Output every line of the listing below verbatim, but leave the picture out.
## START Working data
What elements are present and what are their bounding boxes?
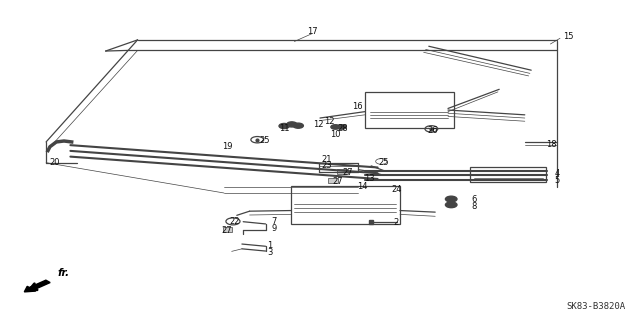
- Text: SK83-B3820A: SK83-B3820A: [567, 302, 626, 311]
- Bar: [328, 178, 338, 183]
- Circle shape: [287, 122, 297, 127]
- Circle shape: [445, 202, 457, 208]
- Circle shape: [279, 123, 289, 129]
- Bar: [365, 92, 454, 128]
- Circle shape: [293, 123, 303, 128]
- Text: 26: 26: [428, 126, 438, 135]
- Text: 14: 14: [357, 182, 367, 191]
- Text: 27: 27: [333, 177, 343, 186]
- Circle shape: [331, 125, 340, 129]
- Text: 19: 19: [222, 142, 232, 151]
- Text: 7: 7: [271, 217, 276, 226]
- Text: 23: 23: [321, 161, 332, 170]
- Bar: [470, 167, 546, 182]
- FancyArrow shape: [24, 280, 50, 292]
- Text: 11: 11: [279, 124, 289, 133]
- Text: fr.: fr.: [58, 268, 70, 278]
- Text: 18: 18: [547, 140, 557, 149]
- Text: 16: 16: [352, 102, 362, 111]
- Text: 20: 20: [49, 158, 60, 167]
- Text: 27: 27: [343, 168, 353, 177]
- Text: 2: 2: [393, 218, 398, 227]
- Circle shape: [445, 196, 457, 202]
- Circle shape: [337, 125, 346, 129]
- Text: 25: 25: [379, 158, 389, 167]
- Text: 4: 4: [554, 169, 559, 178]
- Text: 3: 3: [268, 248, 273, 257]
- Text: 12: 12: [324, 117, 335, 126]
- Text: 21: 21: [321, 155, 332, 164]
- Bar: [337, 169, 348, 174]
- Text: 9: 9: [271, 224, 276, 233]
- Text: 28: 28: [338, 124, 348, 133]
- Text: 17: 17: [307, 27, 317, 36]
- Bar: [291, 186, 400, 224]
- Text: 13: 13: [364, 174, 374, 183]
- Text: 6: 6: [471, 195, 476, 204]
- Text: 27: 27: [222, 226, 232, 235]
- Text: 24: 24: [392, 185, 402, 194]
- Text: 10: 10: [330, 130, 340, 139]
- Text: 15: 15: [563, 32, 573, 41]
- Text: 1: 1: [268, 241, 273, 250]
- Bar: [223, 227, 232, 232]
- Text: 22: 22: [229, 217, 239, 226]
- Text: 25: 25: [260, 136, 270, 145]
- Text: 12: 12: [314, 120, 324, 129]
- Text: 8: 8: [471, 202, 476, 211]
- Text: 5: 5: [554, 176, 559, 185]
## END Working data
**Full response**
What elements are present and what are their bounding boxes?
- Text: SK83-B3820A: SK83-B3820A: [567, 302, 626, 311]
- Bar: [328, 178, 338, 183]
- Circle shape: [287, 122, 297, 127]
- Circle shape: [445, 202, 457, 208]
- Circle shape: [279, 123, 289, 129]
- Bar: [365, 92, 454, 128]
- Circle shape: [293, 123, 303, 128]
- Text: 26: 26: [428, 126, 438, 135]
- Text: 14: 14: [357, 182, 367, 191]
- Text: 27: 27: [333, 177, 343, 186]
- Circle shape: [331, 125, 340, 129]
- Text: 19: 19: [222, 142, 232, 151]
- Text: 7: 7: [271, 217, 276, 226]
- Text: 23: 23: [321, 161, 332, 170]
- Bar: [470, 167, 546, 182]
- FancyArrow shape: [24, 280, 50, 292]
- Text: 11: 11: [279, 124, 289, 133]
- Text: fr.: fr.: [58, 268, 70, 278]
- Text: 18: 18: [547, 140, 557, 149]
- Text: 16: 16: [352, 102, 362, 111]
- Text: 20: 20: [49, 158, 60, 167]
- Text: 27: 27: [343, 168, 353, 177]
- Text: 2: 2: [393, 218, 398, 227]
- Circle shape: [445, 196, 457, 202]
- Circle shape: [337, 125, 346, 129]
- Text: 25: 25: [379, 158, 389, 167]
- Text: 4: 4: [554, 169, 559, 178]
- Text: 3: 3: [268, 248, 273, 257]
- Text: 12: 12: [324, 117, 335, 126]
- Text: 21: 21: [321, 155, 332, 164]
- Bar: [337, 169, 348, 174]
- Text: 9: 9: [271, 224, 276, 233]
- Text: 28: 28: [338, 124, 348, 133]
- Text: 17: 17: [307, 27, 317, 36]
- Bar: [291, 186, 400, 224]
- Text: 13: 13: [364, 174, 374, 183]
- Text: 6: 6: [471, 195, 476, 204]
- Text: 27: 27: [222, 226, 232, 235]
- Text: 24: 24: [392, 185, 402, 194]
- Text: 10: 10: [330, 130, 340, 139]
- Text: 15: 15: [563, 32, 573, 41]
- Text: 1: 1: [268, 241, 273, 250]
- Bar: [223, 227, 232, 232]
- Text: 22: 22: [229, 217, 239, 226]
- Text: 25: 25: [260, 136, 270, 145]
- Text: 12: 12: [314, 120, 324, 129]
- Text: 8: 8: [471, 202, 476, 211]
- Text: 5: 5: [554, 176, 559, 185]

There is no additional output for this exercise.